Source material |
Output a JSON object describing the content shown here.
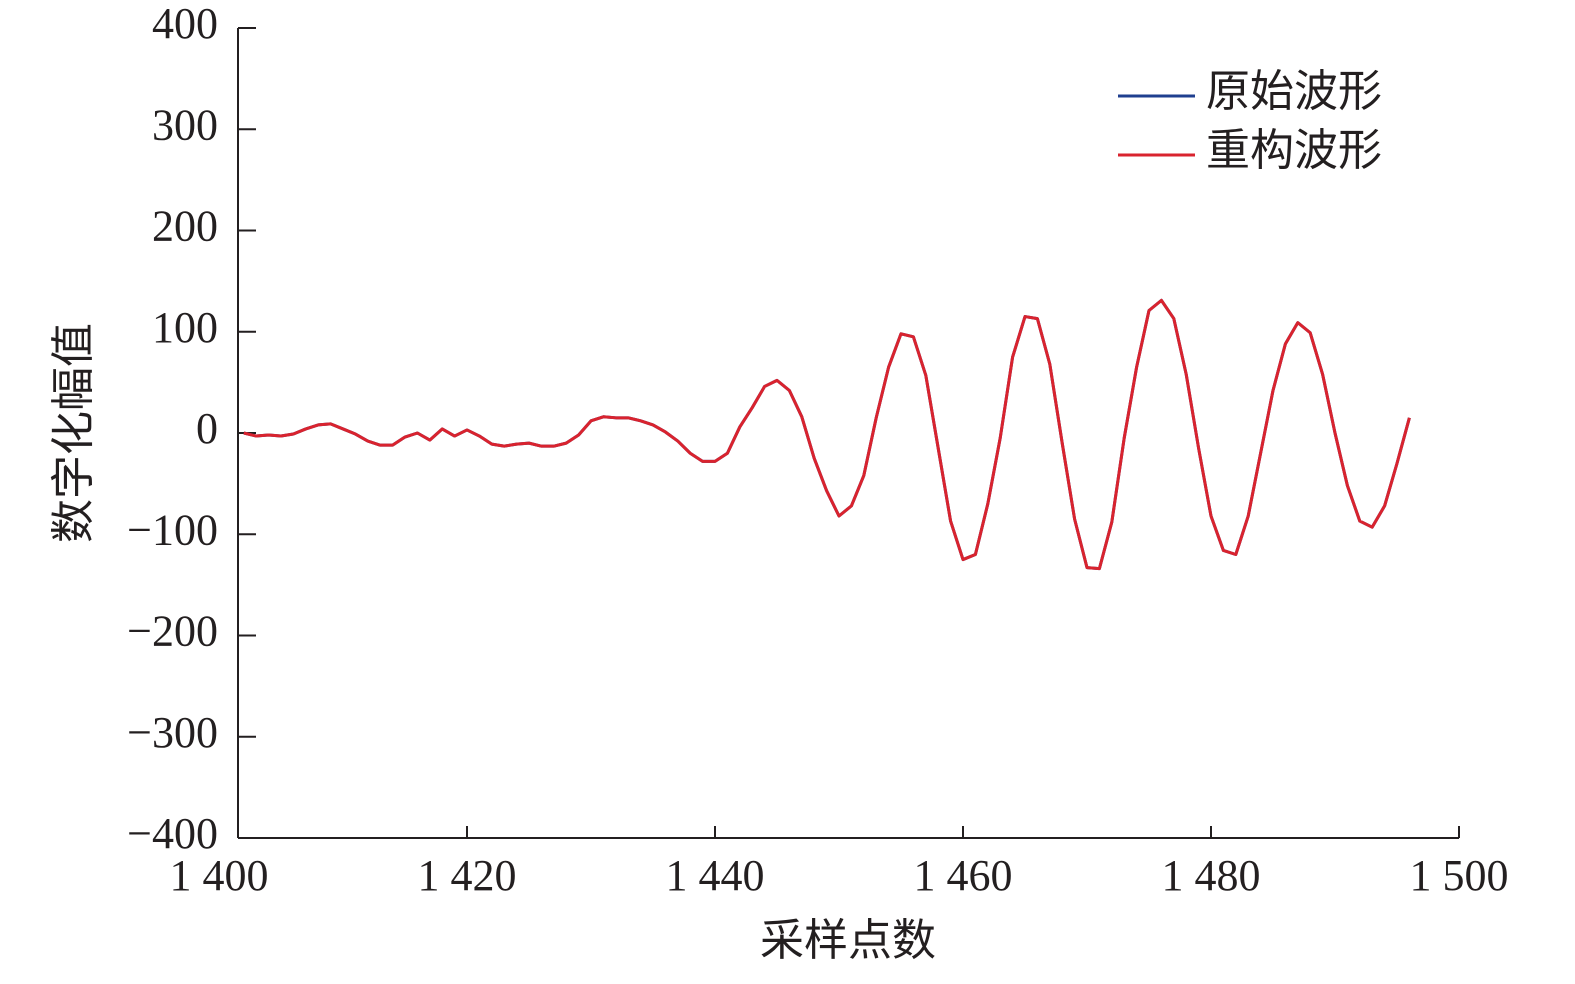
{
  "chart_data": {
    "type": "line",
    "xlabel": "采样点数",
    "ylabel": "数字化幅值",
    "legend": "upper right",
    "xlim": [
      1400,
      1500
    ],
    "xticks": [
      {
        "value": 1400,
        "label": "1 400"
      },
      {
        "value": 1420,
        "label": "1 420"
      },
      {
        "value": 1440,
        "label": "1 440"
      },
      {
        "value": 1460,
        "label": "1 460"
      },
      {
        "value": 1480,
        "label": "1 480"
      },
      {
        "value": 1500,
        "label": "1 500"
      }
    ],
    "ylim": [
      -400,
      400
    ],
    "yticks": [
      {
        "value": -400,
        "label": "−400"
      },
      {
        "value": -300,
        "label": "−300"
      },
      {
        "value": -200,
        "label": "−200"
      },
      {
        "value": -100,
        "label": "−100"
      },
      0,
      100,
      200,
      300,
      400
    ],
    "x": [
      1402,
      1403,
      1404,
      1405,
      1406,
      1407,
      1408,
      1409,
      1410,
      1411,
      1412,
      1413,
      1414,
      1415,
      1416,
      1417,
      1418,
      1419,
      1420,
      1421,
      1422,
      1423,
      1424,
      1425,
      1426,
      1427,
      1428,
      1429,
      1430,
      1431,
      1432,
      1433,
      1434,
      1435,
      1436,
      1437,
      1438,
      1439,
      1440,
      1441,
      1442,
      1443,
      1444,
      1445,
      1446,
      1447,
      1448,
      1449,
      1450,
      1451,
      1452,
      1453,
      1454,
      1455,
      1456,
      1457,
      1458,
      1459,
      1460,
      1461,
      1462,
      1463,
      1464,
      1465,
      1466,
      1467,
      1468,
      1469,
      1470,
      1471,
      1472,
      1473,
      1474,
      1475,
      1476,
      1477,
      1478,
      1479,
      1480,
      1481,
      1482,
      1483,
      1484,
      1485,
      1486,
      1487,
      1488,
      1489,
      1490,
      1491,
      1492,
      1493,
      1494,
      1495,
      1496
    ],
    "series": [
      {
        "name": "原始波形",
        "color": "#1f3f8f",
        "values": [
          0,
          -3,
          -2,
          -3,
          -1,
          4,
          8,
          9,
          4,
          -1,
          -8,
          -12,
          -12,
          -4,
          0,
          -7,
          4,
          -3,
          3,
          -3,
          -11,
          -13,
          -11,
          -10,
          -13,
          -13,
          -10,
          -2,
          12,
          16,
          15,
          15,
          12,
          8,
          1,
          -8,
          -20,
          -28,
          -28,
          -20,
          6,
          25,
          46,
          52,
          42,
          16,
          -25,
          -57,
          -82,
          -72,
          -42,
          15,
          65,
          98,
          95,
          57,
          -15,
          -87,
          -125,
          -120,
          -70,
          -5,
          75,
          115,
          113,
          68,
          -10,
          -85,
          -133,
          -134,
          -88,
          -5,
          65,
          121,
          131,
          113,
          58,
          -15,
          -82,
          -116,
          -120,
          -82,
          -20,
          42,
          88,
          109,
          99,
          58,
          0,
          -52,
          -87,
          -93,
          -72,
          -30,
          15
        ]
      },
      {
        "name": "重构波形",
        "color": "#d9232e",
        "values": [
          0,
          -3,
          -2,
          -3,
          -1,
          4,
          8,
          9,
          4,
          -1,
          -8,
          -12,
          -12,
          -4,
          0,
          -7,
          4,
          -3,
          3,
          -3,
          -11,
          -13,
          -11,
          -10,
          -13,
          -13,
          -10,
          -2,
          12,
          16,
          15,
          15,
          12,
          8,
          1,
          -8,
          -20,
          -28,
          -28,
          -20,
          6,
          25,
          46,
          52,
          42,
          16,
          -25,
          -57,
          -82,
          -72,
          -42,
          15,
          65,
          98,
          95,
          57,
          -15,
          -87,
          -125,
          -120,
          -70,
          -5,
          75,
          115,
          113,
          68,
          -10,
          -85,
          -133,
          -134,
          -88,
          -5,
          65,
          121,
          131,
          113,
          58,
          -15,
          -82,
          -116,
          -120,
          -82,
          -20,
          42,
          88,
          109,
          99,
          58,
          0,
          -52,
          -87,
          -93,
          -72,
          -30,
          15
        ]
      }
    ]
  }
}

Task objective | Transcribe all entries above exactly. Drop the pictures.

Result for this task |
Output a JSON object describing the content shown here.
{
  "chart_data": {
    "type": "line",
    "xlabel": "采样点数",
    "ylabel": "数字化幅值",
    "legend": "upper right",
    "xlim": [
      1400,
      1500
    ],
    "xticks": [
      {
        "value": 1400,
        "label": "1 400"
      },
      {
        "value": 1420,
        "label": "1 420"
      },
      {
        "value": 1440,
        "label": "1 440"
      },
      {
        "value": 1460,
        "label": "1 460"
      },
      {
        "value": 1480,
        "label": "1 480"
      },
      {
        "value": 1500,
        "label": "1 500"
      }
    ],
    "ylim": [
      -400,
      400
    ],
    "yticks": [
      {
        "value": -400,
        "label": "−400"
      },
      {
        "value": -300,
        "label": "−300"
      },
      {
        "value": -200,
        "label": "−200"
      },
      {
        "value": -100,
        "label": "−100"
      },
      0,
      100,
      200,
      300,
      400
    ],
    "x": [
      1402,
      1403,
      1404,
      1405,
      1406,
      1407,
      1408,
      1409,
      1410,
      1411,
      1412,
      1413,
      1414,
      1415,
      1416,
      1417,
      1418,
      1419,
      1420,
      1421,
      1422,
      1423,
      1424,
      1425,
      1426,
      1427,
      1428,
      1429,
      1430,
      1431,
      1432,
      1433,
      1434,
      1435,
      1436,
      1437,
      1438,
      1439,
      1440,
      1441,
      1442,
      1443,
      1444,
      1445,
      1446,
      1447,
      1448,
      1449,
      1450,
      1451,
      1452,
      1453,
      1454,
      1455,
      1456,
      1457,
      1458,
      1459,
      1460,
      1461,
      1462,
      1463,
      1464,
      1465,
      1466,
      1467,
      1468,
      1469,
      1470,
      1471,
      1472,
      1473,
      1474,
      1475,
      1476,
      1477,
      1478,
      1479,
      1480,
      1481,
      1482,
      1483,
      1484,
      1485,
      1486,
      1487,
      1488,
      1489,
      1490,
      1491,
      1492,
      1493,
      1494,
      1495,
      1496
    ],
    "series": [
      {
        "name": "原始波形",
        "color": "#1f3f8f",
        "values": [
          0,
          -3,
          -2,
          -3,
          -1,
          4,
          8,
          9,
          4,
          -1,
          -8,
          -12,
          -12,
          -4,
          0,
          -7,
          4,
          -3,
          3,
          -3,
          -11,
          -13,
          -11,
          -10,
          -13,
          -13,
          -10,
          -2,
          12,
          16,
          15,
          15,
          12,
          8,
          1,
          -8,
          -20,
          -28,
          -28,
          -20,
          6,
          25,
          46,
          52,
          42,
          16,
          -25,
          -57,
          -82,
          -72,
          -42,
          15,
          65,
          98,
          95,
          57,
          -15,
          -87,
          -125,
          -120,
          -70,
          -5,
          75,
          115,
          113,
          68,
          -10,
          -85,
          -133,
          -134,
          -88,
          -5,
          65,
          121,
          131,
          113,
          58,
          -15,
          -82,
          -116,
          -120,
          -82,
          -20,
          42,
          88,
          109,
          99,
          58,
          0,
          -52,
          -87,
          -93,
          -72,
          -30,
          15
        ]
      },
      {
        "name": "重构波形",
        "color": "#d9232e",
        "values": [
          0,
          -3,
          -2,
          -3,
          -1,
          4,
          8,
          9,
          4,
          -1,
          -8,
          -12,
          -12,
          -4,
          0,
          -7,
          4,
          -3,
          3,
          -3,
          -11,
          -13,
          -11,
          -10,
          -13,
          -13,
          -10,
          -2,
          12,
          16,
          15,
          15,
          12,
          8,
          1,
          -8,
          -20,
          -28,
          -28,
          -20,
          6,
          25,
          46,
          52,
          42,
          16,
          -25,
          -57,
          -82,
          -72,
          -42,
          15,
          65,
          98,
          95,
          57,
          -15,
          -87,
          -125,
          -120,
          -70,
          -5,
          75,
          115,
          113,
          68,
          -10,
          -85,
          -133,
          -134,
          -88,
          -5,
          65,
          121,
          131,
          113,
          58,
          -15,
          -82,
          -116,
          -120,
          -82,
          -20,
          42,
          88,
          109,
          99,
          58,
          0,
          -52,
          -87,
          -93,
          -72,
          -30,
          15
        ]
      }
    ]
  }
}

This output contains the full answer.